• **LISTED ENTRIES**:
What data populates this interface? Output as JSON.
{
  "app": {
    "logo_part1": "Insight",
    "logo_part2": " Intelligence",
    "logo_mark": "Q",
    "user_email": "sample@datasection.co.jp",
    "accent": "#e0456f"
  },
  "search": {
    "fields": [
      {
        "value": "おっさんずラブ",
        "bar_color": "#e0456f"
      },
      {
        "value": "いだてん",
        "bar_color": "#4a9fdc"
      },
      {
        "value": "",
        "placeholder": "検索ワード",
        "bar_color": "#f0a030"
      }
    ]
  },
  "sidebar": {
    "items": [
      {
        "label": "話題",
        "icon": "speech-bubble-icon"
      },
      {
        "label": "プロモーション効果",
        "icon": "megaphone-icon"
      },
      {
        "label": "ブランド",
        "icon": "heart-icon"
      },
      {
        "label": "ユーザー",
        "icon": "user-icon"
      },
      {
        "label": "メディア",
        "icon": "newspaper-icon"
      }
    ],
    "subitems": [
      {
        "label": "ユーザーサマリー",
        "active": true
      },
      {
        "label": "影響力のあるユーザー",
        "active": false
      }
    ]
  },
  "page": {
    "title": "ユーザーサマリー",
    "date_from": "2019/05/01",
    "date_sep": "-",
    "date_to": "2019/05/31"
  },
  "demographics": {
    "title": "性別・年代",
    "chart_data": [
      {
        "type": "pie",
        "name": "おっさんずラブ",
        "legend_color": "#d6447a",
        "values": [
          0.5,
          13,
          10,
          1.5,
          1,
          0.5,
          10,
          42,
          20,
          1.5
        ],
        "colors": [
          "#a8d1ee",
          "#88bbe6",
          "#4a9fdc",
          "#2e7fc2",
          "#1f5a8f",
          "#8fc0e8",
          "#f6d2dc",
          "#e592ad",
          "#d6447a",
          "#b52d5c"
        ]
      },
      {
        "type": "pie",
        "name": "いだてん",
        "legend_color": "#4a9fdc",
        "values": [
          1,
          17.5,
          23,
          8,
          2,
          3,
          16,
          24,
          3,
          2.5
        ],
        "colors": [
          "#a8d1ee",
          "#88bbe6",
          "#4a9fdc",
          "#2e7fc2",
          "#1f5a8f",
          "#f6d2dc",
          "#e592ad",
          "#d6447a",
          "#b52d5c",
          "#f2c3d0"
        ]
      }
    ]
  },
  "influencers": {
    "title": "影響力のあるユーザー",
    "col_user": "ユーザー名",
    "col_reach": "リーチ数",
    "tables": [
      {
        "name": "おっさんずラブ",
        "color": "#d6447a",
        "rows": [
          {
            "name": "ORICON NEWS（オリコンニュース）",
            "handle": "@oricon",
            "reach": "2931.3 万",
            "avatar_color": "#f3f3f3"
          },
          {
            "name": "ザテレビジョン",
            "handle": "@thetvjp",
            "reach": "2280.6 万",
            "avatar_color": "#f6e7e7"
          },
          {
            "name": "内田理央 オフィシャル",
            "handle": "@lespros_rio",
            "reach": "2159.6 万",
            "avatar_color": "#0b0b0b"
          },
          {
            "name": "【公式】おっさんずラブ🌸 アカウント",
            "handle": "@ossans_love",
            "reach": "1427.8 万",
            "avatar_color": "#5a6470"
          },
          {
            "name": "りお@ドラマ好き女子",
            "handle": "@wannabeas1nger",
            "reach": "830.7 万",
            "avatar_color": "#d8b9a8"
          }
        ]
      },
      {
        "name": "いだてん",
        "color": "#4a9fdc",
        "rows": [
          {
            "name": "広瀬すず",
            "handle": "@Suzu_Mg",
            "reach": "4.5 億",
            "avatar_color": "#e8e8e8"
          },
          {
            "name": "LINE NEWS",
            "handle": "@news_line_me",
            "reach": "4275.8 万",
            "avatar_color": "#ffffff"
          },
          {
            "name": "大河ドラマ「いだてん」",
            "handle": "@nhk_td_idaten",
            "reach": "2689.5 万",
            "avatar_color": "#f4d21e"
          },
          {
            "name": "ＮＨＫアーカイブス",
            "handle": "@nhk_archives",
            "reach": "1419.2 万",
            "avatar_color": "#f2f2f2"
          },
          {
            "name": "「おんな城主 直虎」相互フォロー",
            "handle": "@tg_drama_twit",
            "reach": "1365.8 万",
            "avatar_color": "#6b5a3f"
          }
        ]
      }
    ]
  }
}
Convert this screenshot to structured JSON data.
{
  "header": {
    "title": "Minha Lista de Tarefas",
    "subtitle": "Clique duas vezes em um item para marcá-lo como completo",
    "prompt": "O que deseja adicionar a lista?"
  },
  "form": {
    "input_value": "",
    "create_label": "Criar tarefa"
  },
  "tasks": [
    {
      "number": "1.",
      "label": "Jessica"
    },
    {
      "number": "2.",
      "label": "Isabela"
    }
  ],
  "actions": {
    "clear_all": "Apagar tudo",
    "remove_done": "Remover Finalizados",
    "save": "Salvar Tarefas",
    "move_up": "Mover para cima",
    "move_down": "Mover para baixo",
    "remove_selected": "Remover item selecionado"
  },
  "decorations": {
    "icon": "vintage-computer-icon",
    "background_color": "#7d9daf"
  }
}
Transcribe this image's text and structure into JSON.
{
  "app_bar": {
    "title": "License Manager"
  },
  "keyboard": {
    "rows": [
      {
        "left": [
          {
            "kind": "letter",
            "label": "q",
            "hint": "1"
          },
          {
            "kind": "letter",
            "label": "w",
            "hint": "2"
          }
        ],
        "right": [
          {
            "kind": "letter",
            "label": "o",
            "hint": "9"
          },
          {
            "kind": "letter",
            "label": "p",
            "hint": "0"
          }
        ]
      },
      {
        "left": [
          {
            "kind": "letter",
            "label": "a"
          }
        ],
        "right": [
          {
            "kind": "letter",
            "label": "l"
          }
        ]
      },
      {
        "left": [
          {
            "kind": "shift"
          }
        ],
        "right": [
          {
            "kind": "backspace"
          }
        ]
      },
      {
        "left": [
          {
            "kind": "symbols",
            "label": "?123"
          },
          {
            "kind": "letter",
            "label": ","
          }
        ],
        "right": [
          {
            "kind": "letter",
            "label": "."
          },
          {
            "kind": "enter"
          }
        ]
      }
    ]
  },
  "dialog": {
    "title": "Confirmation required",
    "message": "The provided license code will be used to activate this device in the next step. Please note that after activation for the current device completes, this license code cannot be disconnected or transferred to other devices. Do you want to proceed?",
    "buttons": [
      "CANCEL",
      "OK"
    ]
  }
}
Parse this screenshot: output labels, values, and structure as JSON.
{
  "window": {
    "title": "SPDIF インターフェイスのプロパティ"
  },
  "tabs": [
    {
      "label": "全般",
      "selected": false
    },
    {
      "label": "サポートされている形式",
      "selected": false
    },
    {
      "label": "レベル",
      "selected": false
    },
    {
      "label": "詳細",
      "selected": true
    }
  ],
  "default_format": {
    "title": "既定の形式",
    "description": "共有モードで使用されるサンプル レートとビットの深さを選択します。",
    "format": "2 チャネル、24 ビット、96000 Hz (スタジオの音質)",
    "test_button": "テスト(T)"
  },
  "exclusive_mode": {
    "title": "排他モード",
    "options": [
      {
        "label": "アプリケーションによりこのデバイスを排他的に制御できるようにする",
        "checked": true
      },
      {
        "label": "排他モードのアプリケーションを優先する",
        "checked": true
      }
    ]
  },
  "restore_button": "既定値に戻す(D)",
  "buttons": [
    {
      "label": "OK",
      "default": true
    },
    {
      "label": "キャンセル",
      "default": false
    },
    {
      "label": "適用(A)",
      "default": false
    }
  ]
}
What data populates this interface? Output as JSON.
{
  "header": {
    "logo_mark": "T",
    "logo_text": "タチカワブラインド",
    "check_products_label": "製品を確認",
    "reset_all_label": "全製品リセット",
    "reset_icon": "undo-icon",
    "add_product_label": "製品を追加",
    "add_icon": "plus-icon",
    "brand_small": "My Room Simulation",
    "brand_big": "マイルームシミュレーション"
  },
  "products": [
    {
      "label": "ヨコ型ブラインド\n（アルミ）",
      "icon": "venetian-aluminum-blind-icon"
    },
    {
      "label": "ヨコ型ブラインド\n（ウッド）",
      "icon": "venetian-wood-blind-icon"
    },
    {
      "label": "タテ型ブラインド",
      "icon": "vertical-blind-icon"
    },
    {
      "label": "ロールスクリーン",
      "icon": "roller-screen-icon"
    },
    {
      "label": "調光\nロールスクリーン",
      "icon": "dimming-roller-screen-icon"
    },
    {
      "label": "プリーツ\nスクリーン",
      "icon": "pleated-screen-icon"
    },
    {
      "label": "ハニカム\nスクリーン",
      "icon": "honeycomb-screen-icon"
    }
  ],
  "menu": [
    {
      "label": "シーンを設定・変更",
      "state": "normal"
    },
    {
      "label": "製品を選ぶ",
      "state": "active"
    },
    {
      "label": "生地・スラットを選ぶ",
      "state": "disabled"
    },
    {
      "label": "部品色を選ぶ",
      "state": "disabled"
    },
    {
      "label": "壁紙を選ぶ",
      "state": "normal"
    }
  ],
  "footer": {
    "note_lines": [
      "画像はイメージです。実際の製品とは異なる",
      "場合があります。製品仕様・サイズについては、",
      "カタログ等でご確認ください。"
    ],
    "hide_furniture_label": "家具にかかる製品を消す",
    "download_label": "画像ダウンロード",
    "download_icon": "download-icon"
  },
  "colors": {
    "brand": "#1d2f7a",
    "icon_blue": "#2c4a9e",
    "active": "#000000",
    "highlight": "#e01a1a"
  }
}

• **PROBLEM DETAILS**:
Show all lines from the data above in which the word "para" appears.

• **ANSWER TO THE PROBLEM**:
    "subtitle": "Clique duas vezes em um item para marcá-lo como completo",
    "move_up": "Mover para cima",
    "move_down": "Mover para baixo",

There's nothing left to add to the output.